(Dataset entries)
□ □ □ □ □

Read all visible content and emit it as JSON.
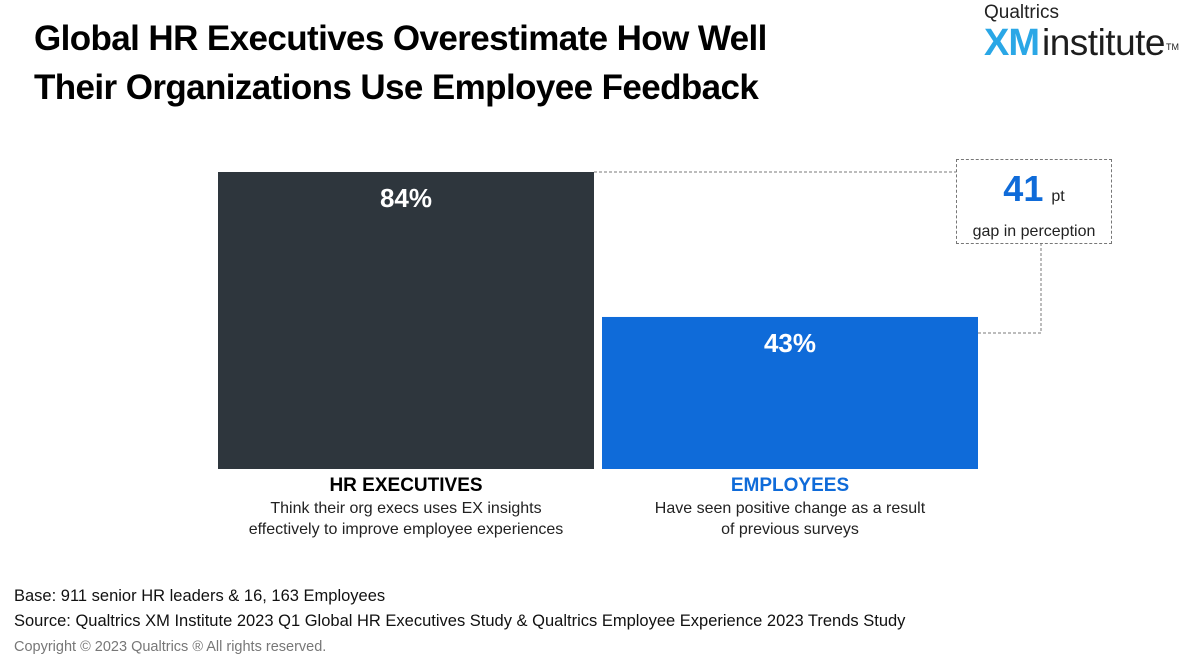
{
  "title": {
    "line1": "Global HR Executives Overestimate How Well",
    "line2": "Their Organizations Use Employee Feedback"
  },
  "logo": {
    "top": "Qualtrics",
    "xm": "XM",
    "institute": "institute",
    "tm": "TM"
  },
  "colors": {
    "hr_bar": "#2e363d",
    "employee_bar": "#0f6bd9",
    "employee_label": "#0f6bd9",
    "gap_number": "#0f6bd9"
  },
  "chart_data": {
    "type": "bar",
    "categories": [
      "HR EXECUTIVES",
      "EMPLOYEES"
    ],
    "values": [
      84,
      43
    ],
    "value_labels": [
      "84%",
      "43%"
    ],
    "descriptions": [
      [
        "Think their org execs uses EX insights",
        "effectively to improve employee experiences"
      ],
      [
        "Have seen positive change as a result",
        "of previous surveys"
      ]
    ],
    "ylim": [
      0,
      84
    ],
    "annotation": {
      "value": "41",
      "unit": "pt",
      "label": "gap in perception"
    }
  },
  "footer": {
    "base": "Base: 911 senior HR leaders & 16, 163 Employees",
    "source": "Source: Qualtrics XM Institute 2023 Q1 Global HR Executives Study & Qualtrics Employee Experience 2023 Trends Study",
    "copyright": "Copyright © 2023 Qualtrics ® All rights reserved."
  }
}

□ □ □ □ □

- WHAT IS ASKED -
Find the word "Qualtrics" and list each line it appears in.

- COMPLETED TASK -
    "top": "Qualtrics",
    "source": "Source: Qualtrics XM Institute 2023 Q1 Global HR Executives Study & Qualtrics Employee Experience 2023 Trends Study",
    "copyright": "Copyright © 2023 Qualtrics ® All rights reserved."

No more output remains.